─── DATA SECTION ───
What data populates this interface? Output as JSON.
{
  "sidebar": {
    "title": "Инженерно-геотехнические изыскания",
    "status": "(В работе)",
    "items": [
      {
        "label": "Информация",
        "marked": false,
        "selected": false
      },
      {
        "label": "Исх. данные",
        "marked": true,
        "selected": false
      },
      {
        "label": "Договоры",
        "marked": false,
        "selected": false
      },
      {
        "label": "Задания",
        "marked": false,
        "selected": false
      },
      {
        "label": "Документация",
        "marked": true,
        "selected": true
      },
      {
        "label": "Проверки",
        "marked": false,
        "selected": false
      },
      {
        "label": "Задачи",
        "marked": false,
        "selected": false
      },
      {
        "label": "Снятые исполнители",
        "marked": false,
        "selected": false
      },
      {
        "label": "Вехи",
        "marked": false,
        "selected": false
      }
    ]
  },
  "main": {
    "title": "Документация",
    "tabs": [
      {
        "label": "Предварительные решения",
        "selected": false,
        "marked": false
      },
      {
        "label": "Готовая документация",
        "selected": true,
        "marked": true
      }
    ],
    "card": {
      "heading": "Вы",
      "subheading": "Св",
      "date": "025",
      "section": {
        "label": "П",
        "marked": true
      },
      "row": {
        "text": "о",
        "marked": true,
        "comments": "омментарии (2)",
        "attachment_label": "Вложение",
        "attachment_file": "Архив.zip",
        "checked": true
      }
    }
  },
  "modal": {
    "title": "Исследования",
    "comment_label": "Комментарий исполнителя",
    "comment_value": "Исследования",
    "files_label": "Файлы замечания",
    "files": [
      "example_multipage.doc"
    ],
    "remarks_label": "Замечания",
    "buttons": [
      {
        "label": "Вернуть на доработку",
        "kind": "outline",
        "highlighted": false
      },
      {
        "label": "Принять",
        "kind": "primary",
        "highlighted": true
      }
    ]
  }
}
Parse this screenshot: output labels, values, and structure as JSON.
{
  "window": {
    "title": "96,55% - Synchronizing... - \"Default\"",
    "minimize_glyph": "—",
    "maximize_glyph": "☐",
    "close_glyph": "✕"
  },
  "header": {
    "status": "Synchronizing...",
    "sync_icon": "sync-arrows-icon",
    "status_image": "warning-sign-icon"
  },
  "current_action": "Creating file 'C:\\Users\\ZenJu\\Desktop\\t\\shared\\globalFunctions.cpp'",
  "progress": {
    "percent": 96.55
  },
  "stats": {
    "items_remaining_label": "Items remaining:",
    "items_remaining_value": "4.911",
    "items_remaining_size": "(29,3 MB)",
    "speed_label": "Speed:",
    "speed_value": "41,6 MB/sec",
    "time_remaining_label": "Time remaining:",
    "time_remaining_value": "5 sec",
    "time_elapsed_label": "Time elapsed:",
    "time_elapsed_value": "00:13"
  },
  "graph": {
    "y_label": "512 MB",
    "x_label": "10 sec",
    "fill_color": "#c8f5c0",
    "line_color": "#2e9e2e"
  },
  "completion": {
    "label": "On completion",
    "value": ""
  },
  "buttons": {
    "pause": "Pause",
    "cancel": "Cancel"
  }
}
───
WORK TO COMPLETE ▸ Return every record above exactly as it appears.

TASK RESPONSE ▸
What data populates this interface? Output as JSON.
{
  "sidebar": {
    "title": "Инженерно-геотехнические изыскания",
    "status": "(В работе)",
    "items": [
      {
        "label": "Информация",
        "marked": false,
        "selected": false
      },
      {
        "label": "Исх. данные",
        "marked": true,
        "selected": false
      },
      {
        "label": "Договоры",
        "marked": false,
        "selected": false
      },
      {
        "label": "Задания",
        "marked": false,
        "selected": false
      },
      {
        "label": "Документация",
        "marked": true,
        "selected": true
      },
      {
        "label": "Проверки",
        "marked": false,
        "selected": false
      },
      {
        "label": "Задачи",
        "marked": false,
        "selected": false
      },
      {
        "label": "Снятые исполнители",
        "marked": false,
        "selected": false
      },
      {
        "label": "Вехи",
        "marked": false,
        "selected": false
      }
    ]
  },
  "main": {
    "title": "Документация",
    "tabs": [
      {
        "label": "Предварительные решения",
        "selected": false,
        "marked": false
      },
      {
        "label": "Готовая документация",
        "selected": true,
        "marked": true
      }
    ],
    "card": {
      "heading": "Вы",
      "subheading": "Св",
      "date": "025",
      "section": {
        "label": "П",
        "marked": true
      },
      "row": {
        "text": "о",
        "marked": true,
        "comments": "омментарии (2)",
        "attachment_label": "Вложение",
        "attachment_file": "Архив.zip",
        "checked": true
      }
    }
  },
  "modal": {
    "title": "Исследования",
    "comment_label": "Комментарий исполнителя",
    "comment_value": "Исследования",
    "files_label": "Файлы замечания",
    "files": [
      "example_multipage.doc"
    ],
    "remarks_label": "Замечания",
    "buttons": [
      {
        "label": "Вернуть на доработку",
        "kind": "outline",
        "highlighted": false
      },
      {
        "label": "Принять",
        "kind": "primary",
        "highlighted": true
      }
    ]
  }
}
Parse this screenshot: output labels, values, and structure as JSON.
{
  "window": {
    "title": "96,55% - Synchronizing... - \"Default\"",
    "minimize_glyph": "—",
    "maximize_glyph": "☐",
    "close_glyph": "✕"
  },
  "header": {
    "status": "Synchronizing...",
    "sync_icon": "sync-arrows-icon",
    "status_image": "warning-sign-icon"
  },
  "current_action": "Creating file 'C:\\Users\\ZenJu\\Desktop\\t\\shared\\globalFunctions.cpp'",
  "progress": {
    "percent": 96.55
  },
  "stats": {
    "items_remaining_label": "Items remaining:",
    "items_remaining_value": "4.911",
    "items_remaining_size": "(29,3 MB)",
    "speed_label": "Speed:",
    "speed_value": "41,6 MB/sec",
    "time_remaining_label": "Time remaining:",
    "time_remaining_value": "5 sec",
    "time_elapsed_label": "Time elapsed:",
    "time_elapsed_value": "00:13"
  },
  "graph": {
    "y_label": "512 MB",
    "x_label": "10 sec",
    "fill_color": "#c8f5c0",
    "line_color": "#2e9e2e"
  },
  "completion": {
    "label": "On completion",
    "value": ""
  },
  "buttons": {
    "pause": "Pause",
    "cancel": "Cancel"
  }
}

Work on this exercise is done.